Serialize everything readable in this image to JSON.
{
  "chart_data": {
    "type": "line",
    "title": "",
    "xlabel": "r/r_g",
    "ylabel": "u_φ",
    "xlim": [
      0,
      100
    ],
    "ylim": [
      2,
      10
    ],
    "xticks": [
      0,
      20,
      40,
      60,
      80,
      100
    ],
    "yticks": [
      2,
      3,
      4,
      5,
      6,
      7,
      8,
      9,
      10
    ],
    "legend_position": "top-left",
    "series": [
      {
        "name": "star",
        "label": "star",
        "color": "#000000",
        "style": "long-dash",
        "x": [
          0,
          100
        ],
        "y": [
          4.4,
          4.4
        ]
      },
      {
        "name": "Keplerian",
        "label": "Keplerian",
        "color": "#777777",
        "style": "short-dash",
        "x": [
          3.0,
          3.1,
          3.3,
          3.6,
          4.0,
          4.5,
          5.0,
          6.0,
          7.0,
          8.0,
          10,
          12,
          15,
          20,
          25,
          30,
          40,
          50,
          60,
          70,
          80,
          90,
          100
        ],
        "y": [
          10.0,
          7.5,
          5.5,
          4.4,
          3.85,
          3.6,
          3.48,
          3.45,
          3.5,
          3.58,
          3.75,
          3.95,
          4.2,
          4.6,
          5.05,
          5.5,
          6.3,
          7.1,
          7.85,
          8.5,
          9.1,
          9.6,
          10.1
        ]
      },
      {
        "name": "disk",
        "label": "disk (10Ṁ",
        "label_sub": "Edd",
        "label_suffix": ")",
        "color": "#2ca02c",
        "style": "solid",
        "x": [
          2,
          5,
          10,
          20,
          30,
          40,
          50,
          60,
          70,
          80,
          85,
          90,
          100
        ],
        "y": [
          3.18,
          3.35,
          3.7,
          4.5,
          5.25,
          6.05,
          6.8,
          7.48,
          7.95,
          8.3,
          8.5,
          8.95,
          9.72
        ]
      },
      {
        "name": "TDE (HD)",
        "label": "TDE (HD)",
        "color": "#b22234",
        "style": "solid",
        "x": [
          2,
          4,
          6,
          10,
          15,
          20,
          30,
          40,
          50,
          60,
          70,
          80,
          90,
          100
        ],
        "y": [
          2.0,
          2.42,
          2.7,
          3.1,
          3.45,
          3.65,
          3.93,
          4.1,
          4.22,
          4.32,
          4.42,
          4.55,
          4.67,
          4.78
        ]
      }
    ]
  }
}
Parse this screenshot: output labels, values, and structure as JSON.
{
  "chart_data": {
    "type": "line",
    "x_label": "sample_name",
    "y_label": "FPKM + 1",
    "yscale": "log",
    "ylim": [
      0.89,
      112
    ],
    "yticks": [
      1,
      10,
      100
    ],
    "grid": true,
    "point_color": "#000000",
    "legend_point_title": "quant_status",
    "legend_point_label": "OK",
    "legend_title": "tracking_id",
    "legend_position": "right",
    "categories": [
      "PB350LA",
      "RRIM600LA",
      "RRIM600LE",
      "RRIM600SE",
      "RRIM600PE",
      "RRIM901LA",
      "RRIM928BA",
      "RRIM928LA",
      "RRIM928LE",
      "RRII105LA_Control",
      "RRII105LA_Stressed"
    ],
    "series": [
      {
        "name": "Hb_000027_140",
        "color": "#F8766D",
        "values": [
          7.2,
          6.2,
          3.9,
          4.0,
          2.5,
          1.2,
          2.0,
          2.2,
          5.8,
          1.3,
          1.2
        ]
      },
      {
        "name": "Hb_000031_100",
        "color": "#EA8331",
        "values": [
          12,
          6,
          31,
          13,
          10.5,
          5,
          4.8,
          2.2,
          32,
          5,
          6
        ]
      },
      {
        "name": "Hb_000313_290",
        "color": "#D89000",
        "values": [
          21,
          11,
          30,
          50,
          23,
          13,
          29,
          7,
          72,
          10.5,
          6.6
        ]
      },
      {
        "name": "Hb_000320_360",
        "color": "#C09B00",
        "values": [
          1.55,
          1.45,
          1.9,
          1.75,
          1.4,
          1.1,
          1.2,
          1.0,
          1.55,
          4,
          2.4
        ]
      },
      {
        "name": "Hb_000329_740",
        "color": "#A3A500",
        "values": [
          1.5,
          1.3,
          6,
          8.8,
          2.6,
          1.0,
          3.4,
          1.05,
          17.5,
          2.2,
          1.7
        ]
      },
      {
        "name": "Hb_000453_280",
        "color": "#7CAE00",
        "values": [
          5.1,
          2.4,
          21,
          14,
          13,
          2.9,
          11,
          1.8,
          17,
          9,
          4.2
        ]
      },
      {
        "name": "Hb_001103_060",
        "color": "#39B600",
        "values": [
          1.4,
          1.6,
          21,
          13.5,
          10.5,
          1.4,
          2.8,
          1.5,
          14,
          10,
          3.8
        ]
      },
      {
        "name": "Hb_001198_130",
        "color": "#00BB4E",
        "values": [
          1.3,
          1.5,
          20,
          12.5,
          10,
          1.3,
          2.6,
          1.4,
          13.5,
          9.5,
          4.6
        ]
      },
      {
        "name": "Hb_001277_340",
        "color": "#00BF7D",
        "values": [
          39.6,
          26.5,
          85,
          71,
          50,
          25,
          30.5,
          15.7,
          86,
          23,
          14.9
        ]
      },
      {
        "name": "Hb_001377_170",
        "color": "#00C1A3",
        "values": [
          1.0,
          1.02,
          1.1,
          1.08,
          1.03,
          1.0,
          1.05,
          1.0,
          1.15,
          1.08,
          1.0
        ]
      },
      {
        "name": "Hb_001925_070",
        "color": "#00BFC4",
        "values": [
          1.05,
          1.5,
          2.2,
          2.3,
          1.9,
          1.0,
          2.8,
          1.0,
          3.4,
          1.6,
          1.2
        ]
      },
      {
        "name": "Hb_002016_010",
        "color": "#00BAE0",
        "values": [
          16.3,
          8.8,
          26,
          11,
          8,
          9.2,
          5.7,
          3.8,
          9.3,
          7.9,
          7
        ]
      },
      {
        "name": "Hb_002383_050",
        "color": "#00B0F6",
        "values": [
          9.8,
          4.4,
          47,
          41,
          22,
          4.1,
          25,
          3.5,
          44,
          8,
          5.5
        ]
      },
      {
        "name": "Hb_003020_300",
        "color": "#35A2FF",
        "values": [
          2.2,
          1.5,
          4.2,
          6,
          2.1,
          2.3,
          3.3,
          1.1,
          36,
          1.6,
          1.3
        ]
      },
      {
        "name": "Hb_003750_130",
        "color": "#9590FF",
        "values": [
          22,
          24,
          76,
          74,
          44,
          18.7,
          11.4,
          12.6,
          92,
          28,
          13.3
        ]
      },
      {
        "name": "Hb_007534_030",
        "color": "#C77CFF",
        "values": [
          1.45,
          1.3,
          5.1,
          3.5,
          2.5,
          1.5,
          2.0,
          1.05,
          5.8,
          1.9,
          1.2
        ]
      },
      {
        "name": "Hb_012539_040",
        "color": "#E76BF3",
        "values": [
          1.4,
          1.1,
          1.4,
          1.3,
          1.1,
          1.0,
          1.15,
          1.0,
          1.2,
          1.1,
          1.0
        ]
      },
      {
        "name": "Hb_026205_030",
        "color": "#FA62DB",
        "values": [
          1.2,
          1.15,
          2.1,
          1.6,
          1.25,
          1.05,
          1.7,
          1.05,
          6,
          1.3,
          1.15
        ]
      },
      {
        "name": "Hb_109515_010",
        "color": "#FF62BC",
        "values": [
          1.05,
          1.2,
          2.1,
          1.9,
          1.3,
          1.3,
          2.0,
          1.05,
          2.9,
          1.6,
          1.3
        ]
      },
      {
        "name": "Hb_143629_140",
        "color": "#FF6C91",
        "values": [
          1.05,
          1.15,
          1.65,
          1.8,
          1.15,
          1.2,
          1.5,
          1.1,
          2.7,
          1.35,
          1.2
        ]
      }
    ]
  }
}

◆ ◆ ◆ ◆ ◆ ◆ ◆

- [Task instructions]: Retype the whole listing, matching it exactly.

- [Solution]:
Serialize everything readable in this image to JSON.
{
  "chart_data": {
    "type": "line",
    "title": "",
    "xlabel": "r/r_g",
    "ylabel": "u_φ",
    "xlim": [
      0,
      100
    ],
    "ylim": [
      2,
      10
    ],
    "xticks": [
      0,
      20,
      40,
      60,
      80,
      100
    ],
    "yticks": [
      2,
      3,
      4,
      5,
      6,
      7,
      8,
      9,
      10
    ],
    "legend_position": "top-left",
    "series": [
      {
        "name": "star",
        "label": "star",
        "color": "#000000",
        "style": "long-dash",
        "x": [
          0,
          100
        ],
        "y": [
          4.4,
          4.4
        ]
      },
      {
        "name": "Keplerian",
        "label": "Keplerian",
        "color": "#777777",
        "style": "short-dash",
        "x": [
          3.0,
          3.1,
          3.3,
          3.6,
          4.0,
          4.5,
          5.0,
          6.0,
          7.0,
          8.0,
          10,
          12,
          15,
          20,
          25,
          30,
          40,
          50,
          60,
          70,
          80,
          90,
          100
        ],
        "y": [
          10.0,
          7.5,
          5.5,
          4.4,
          3.85,
          3.6,
          3.48,
          3.45,
          3.5,
          3.58,
          3.75,
          3.95,
          4.2,
          4.6,
          5.05,
          5.5,
          6.3,
          7.1,
          7.85,
          8.5,
          9.1,
          9.6,
          10.1
        ]
      },
      {
        "name": "disk",
        "label": "disk (10Ṁ",
        "label_sub": "Edd",
        "label_suffix": ")",
        "color": "#2ca02c",
        "style": "solid",
        "x": [
          2,
          5,
          10,
          20,
          30,
          40,
          50,
          60,
          70,
          80,
          85,
          90,
          100
        ],
        "y": [
          3.18,
          3.35,
          3.7,
          4.5,
          5.25,
          6.05,
          6.8,
          7.48,
          7.95,
          8.3,
          8.5,
          8.95,
          9.72
        ]
      },
      {
        "name": "TDE (HD)",
        "label": "TDE (HD)",
        "color": "#b22234",
        "style": "solid",
        "x": [
          2,
          4,
          6,
          10,
          15,
          20,
          30,
          40,
          50,
          60,
          70,
          80,
          90,
          100
        ],
        "y": [
          2.0,
          2.42,
          2.7,
          3.1,
          3.45,
          3.65,
          3.93,
          4.1,
          4.22,
          4.32,
          4.42,
          4.55,
          4.67,
          4.78
        ]
      }
    ]
  }
}
Parse this screenshot: output labels, values, and structure as JSON.
{
  "chart_data": {
    "type": "line",
    "x_label": "sample_name",
    "y_label": "FPKM + 1",
    "yscale": "log",
    "ylim": [
      0.89,
      112
    ],
    "yticks": [
      1,
      10,
      100
    ],
    "grid": true,
    "point_color": "#000000",
    "legend_point_title": "quant_status",
    "legend_point_label": "OK",
    "legend_title": "tracking_id",
    "legend_position": "right",
    "categories": [
      "PB350LA",
      "RRIM600LA",
      "RRIM600LE",
      "RRIM600SE",
      "RRIM600PE",
      "RRIM901LA",
      "RRIM928BA",
      "RRIM928LA",
      "RRIM928LE",
      "RRII105LA_Control",
      "RRII105LA_Stressed"
    ],
    "series": [
      {
        "name": "Hb_000027_140",
        "color": "#F8766D",
        "values": [
          7.2,
          6.2,
          3.9,
          4.0,
          2.5,
          1.2,
          2.0,
          2.2,
          5.8,
          1.3,
          1.2
        ]
      },
      {
        "name": "Hb_000031_100",
        "color": "#EA8331",
        "values": [
          12,
          6,
          31,
          13,
          10.5,
          5,
          4.8,
          2.2,
          32,
          5,
          6
        ]
      },
      {
        "name": "Hb_000313_290",
        "color": "#D89000",
        "values": [
          21,
          11,
          30,
          50,
          23,
          13,
          29,
          7,
          72,
          10.5,
          6.6
        ]
      },
      {
        "name": "Hb_000320_360",
        "color": "#C09B00",
        "values": [
          1.55,
          1.45,
          1.9,
          1.75,
          1.4,
          1.1,
          1.2,
          1.0,
          1.55,
          4,
          2.4
        ]
      },
      {
        "name": "Hb_000329_740",
        "color": "#A3A500",
        "values": [
          1.5,
          1.3,
          6,
          8.8,
          2.6,
          1.0,
          3.4,
          1.05,
          17.5,
          2.2,
          1.7
        ]
      },
      {
        "name": "Hb_000453_280",
        "color": "#7CAE00",
        "values": [
          5.1,
          2.4,
          21,
          14,
          13,
          2.9,
          11,
          1.8,
          17,
          9,
          4.2
        ]
      },
      {
        "name": "Hb_001103_060",
        "color": "#39B600",
        "values": [
          1.4,
          1.6,
          21,
          13.5,
          10.5,
          1.4,
          2.8,
          1.5,
          14,
          10,
          3.8
        ]
      },
      {
        "name": "Hb_001198_130",
        "color": "#00BB4E",
        "values": [
          1.3,
          1.5,
          20,
          12.5,
          10,
          1.3,
          2.6,
          1.4,
          13.5,
          9.5,
          4.6
        ]
      },
      {
        "name": "Hb_001277_340",
        "color": "#00BF7D",
        "values": [
          39.6,
          26.5,
          85,
          71,
          50,
          25,
          30.5,
          15.7,
          86,
          23,
          14.9
        ]
      },
      {
        "name": "Hb_001377_170",
        "color": "#00C1A3",
        "values": [
          1.0,
          1.02,
          1.1,
          1.08,
          1.03,
          1.0,
          1.05,
          1.0,
          1.15,
          1.08,
          1.0
        ]
      },
      {
        "name": "Hb_001925_070",
        "color": "#00BFC4",
        "values": [
          1.05,
          1.5,
          2.2,
          2.3,
          1.9,
          1.0,
          2.8,
          1.0,
          3.4,
          1.6,
          1.2
        ]
      },
      {
        "name": "Hb_002016_010",
        "color": "#00BAE0",
        "values": [
          16.3,
          8.8,
          26,
          11,
          8,
          9.2,
          5.7,
          3.8,
          9.3,
          7.9,
          7
        ]
      },
      {
        "name": "Hb_002383_050",
        "color": "#00B0F6",
        "values": [
          9.8,
          4.4,
          47,
          41,
          22,
          4.1,
          25,
          3.5,
          44,
          8,
          5.5
        ]
      },
      {
        "name": "Hb_003020_300",
        "color": "#35A2FF",
        "values": [
          2.2,
          1.5,
          4.2,
          6,
          2.1,
          2.3,
          3.3,
          1.1,
          36,
          1.6,
          1.3
        ]
      },
      {
        "name": "Hb_003750_130",
        "color": "#9590FF",
        "values": [
          22,
          24,
          76,
          74,
          44,
          18.7,
          11.4,
          12.6,
          92,
          28,
          13.3
        ]
      },
      {
        "name": "Hb_007534_030",
        "color": "#C77CFF",
        "values": [
          1.45,
          1.3,
          5.1,
          3.5,
          2.5,
          1.5,
          2.0,
          1.05,
          5.8,
          1.9,
          1.2
        ]
      },
      {
        "name": "Hb_012539_040",
        "color": "#E76BF3",
        "values": [
          1.4,
          1.1,
          1.4,
          1.3,
          1.1,
          1.0,
          1.15,
          1.0,
          1.2,
          1.1,
          1.0
        ]
      },
      {
        "name": "Hb_026205_030",
        "color": "#FA62DB",
        "values": [
          1.2,
          1.15,
          2.1,
          1.6,
          1.25,
          1.05,
          1.7,
          1.05,
          6,
          1.3,
          1.15
        ]
      },
      {
        "name": "Hb_109515_010",
        "color": "#FF62BC",
        "values": [
          1.05,
          1.2,
          2.1,
          1.9,
          1.3,
          1.3,
          2.0,
          1.05,
          2.9,
          1.6,
          1.3
        ]
      },
      {
        "name": "Hb_143629_140",
        "color": "#FF6C91",
        "values": [
          1.05,
          1.15,
          1.65,
          1.8,
          1.15,
          1.2,
          1.5,
          1.1,
          2.7,
          1.35,
          1.2
        ]
      }
    ]
  }
}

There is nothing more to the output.